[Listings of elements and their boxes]
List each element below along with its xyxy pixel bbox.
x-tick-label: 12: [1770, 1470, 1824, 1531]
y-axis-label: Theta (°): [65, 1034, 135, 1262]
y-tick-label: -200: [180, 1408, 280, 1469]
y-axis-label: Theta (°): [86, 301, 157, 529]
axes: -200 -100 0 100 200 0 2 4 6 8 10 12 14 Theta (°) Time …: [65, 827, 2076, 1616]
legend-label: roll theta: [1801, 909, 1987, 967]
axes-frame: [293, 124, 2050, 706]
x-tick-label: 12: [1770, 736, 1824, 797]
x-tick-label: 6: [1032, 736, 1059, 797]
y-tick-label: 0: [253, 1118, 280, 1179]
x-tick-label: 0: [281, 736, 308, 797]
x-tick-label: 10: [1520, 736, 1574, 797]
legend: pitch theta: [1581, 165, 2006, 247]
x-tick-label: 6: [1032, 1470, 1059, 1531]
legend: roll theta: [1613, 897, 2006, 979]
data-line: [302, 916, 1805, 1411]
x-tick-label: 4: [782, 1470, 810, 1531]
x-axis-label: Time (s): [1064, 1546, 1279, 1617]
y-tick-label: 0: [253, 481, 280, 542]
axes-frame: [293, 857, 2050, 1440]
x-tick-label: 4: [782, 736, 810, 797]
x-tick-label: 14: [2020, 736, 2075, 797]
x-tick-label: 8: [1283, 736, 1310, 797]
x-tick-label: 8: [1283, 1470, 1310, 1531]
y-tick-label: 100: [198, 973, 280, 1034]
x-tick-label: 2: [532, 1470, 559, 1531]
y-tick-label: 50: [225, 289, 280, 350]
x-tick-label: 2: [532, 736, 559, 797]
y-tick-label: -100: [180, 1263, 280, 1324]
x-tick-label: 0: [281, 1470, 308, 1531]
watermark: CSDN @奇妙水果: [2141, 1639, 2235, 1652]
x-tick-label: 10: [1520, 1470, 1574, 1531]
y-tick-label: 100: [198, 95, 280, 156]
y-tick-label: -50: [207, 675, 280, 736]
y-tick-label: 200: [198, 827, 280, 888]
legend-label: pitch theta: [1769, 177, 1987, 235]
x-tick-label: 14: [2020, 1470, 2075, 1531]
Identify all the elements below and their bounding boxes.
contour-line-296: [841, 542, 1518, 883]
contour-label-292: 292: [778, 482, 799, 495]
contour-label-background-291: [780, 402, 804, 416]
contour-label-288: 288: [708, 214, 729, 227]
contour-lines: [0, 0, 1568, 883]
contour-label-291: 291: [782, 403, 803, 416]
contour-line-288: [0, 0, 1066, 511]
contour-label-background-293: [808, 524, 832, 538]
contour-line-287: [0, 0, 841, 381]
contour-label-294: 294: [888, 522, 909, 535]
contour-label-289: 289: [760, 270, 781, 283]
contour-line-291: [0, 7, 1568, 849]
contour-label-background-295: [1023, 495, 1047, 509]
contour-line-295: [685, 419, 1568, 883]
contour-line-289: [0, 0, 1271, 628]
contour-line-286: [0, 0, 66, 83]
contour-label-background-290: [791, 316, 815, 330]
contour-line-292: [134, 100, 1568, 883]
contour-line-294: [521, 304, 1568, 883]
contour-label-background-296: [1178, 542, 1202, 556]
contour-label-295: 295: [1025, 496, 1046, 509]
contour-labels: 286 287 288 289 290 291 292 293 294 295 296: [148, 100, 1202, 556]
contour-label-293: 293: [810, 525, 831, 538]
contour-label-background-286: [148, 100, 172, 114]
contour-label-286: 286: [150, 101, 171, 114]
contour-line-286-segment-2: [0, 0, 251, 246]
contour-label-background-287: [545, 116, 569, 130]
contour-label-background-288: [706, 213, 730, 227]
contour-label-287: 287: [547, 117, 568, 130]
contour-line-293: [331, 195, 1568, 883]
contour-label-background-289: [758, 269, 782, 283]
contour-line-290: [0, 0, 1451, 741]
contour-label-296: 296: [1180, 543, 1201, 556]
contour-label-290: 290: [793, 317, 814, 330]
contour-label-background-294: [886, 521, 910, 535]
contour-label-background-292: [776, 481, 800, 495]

**Direction:**
Please reproduce every line of the records above word for word.

**Written solution:**
List each element below along with its xyxy pixel bbox.
x-tick-label: 12: [1770, 1470, 1824, 1531]
y-axis-label: Theta (°): [65, 1034, 135, 1262]
y-tick-label: -200: [180, 1408, 280, 1469]
y-axis-label: Theta (°): [86, 301, 157, 529]
axes: -200 -100 0 100 200 0 2 4 6 8 10 12 14 Theta (°) Time …: [65, 827, 2076, 1616]
legend-label: roll theta: [1801, 909, 1987, 967]
axes-frame: [293, 124, 2050, 706]
x-tick-label: 12: [1770, 736, 1824, 797]
x-tick-label: 6: [1032, 736, 1059, 797]
y-tick-label: 0: [253, 1118, 280, 1179]
x-tick-label: 0: [281, 736, 308, 797]
x-tick-label: 10: [1520, 736, 1574, 797]
legend: pitch theta: [1581, 165, 2006, 247]
x-tick-label: 6: [1032, 1470, 1059, 1531]
legend: roll theta: [1613, 897, 2006, 979]
data-line: [302, 916, 1805, 1411]
x-tick-label: 4: [782, 1470, 810, 1531]
x-axis-label: Time (s): [1064, 1546, 1279, 1617]
y-tick-label: 0: [253, 481, 280, 542]
axes-frame: [293, 857, 2050, 1440]
x-tick-label: 4: [782, 736, 810, 797]
x-tick-label: 14: [2020, 736, 2075, 797]
x-tick-label: 8: [1283, 736, 1310, 797]
x-tick-label: 8: [1283, 1470, 1310, 1531]
y-tick-label: 100: [198, 973, 280, 1034]
x-tick-label: 2: [532, 1470, 559, 1531]
y-tick-label: 50: [225, 289, 280, 350]
x-tick-label: 2: [532, 736, 559, 797]
y-tick-label: -100: [180, 1263, 280, 1324]
x-tick-label: 0: [281, 1470, 308, 1531]
watermark: CSDN @奇妙水果: [2141, 1639, 2235, 1652]
x-tick-label: 10: [1520, 1470, 1574, 1531]
y-tick-label: 100: [198, 95, 280, 156]
y-tick-label: -50: [207, 675, 280, 736]
y-tick-label: 200: [198, 827, 280, 888]
legend-label: pitch theta: [1769, 177, 1987, 235]
x-tick-label: 14: [2020, 1470, 2075, 1531]
Identify all the elements below and their bounding boxes.
contour-line-296: [841, 542, 1518, 883]
contour-label-292: 292: [778, 482, 799, 495]
contour-label-background-291: [780, 402, 804, 416]
contour-label-288: 288: [708, 214, 729, 227]
contour-lines: [0, 0, 1568, 883]
contour-label-291: 291: [782, 403, 803, 416]
contour-line-288: [0, 0, 1066, 511]
contour-label-background-293: [808, 524, 832, 538]
contour-line-287: [0, 0, 841, 381]
contour-label-294: 294: [888, 522, 909, 535]
contour-label-289: 289: [760, 270, 781, 283]
contour-line-291: [0, 7, 1568, 849]
contour-label-background-295: [1023, 495, 1047, 509]
contour-line-295: [685, 419, 1568, 883]
contour-line-289: [0, 0, 1271, 628]
contour-line-286: [0, 0, 66, 83]
contour-label-background-290: [791, 316, 815, 330]
contour-line-292: [134, 100, 1568, 883]
contour-line-294: [521, 304, 1568, 883]
contour-label-background-296: [1178, 542, 1202, 556]
contour-label-295: 295: [1025, 496, 1046, 509]
contour-labels: 286 287 288 289 290 291 292 293 294 295 296: [148, 100, 1202, 556]
contour-label-293: 293: [810, 525, 831, 538]
contour-label-background-286: [148, 100, 172, 114]
contour-label-286: 286: [150, 101, 171, 114]
contour-line-286-segment-2: [0, 0, 251, 246]
contour-label-background-287: [545, 116, 569, 130]
contour-label-background-288: [706, 213, 730, 227]
contour-label-287: 287: [547, 117, 568, 130]
contour-line-293: [331, 195, 1568, 883]
contour-label-background-289: [758, 269, 782, 283]
contour-line-290: [0, 0, 1451, 741]
contour-label-296: 296: [1180, 543, 1201, 556]
contour-label-290: 290: [793, 317, 814, 330]
contour-label-background-294: [886, 521, 910, 535]
contour-label-background-292: [776, 481, 800, 495]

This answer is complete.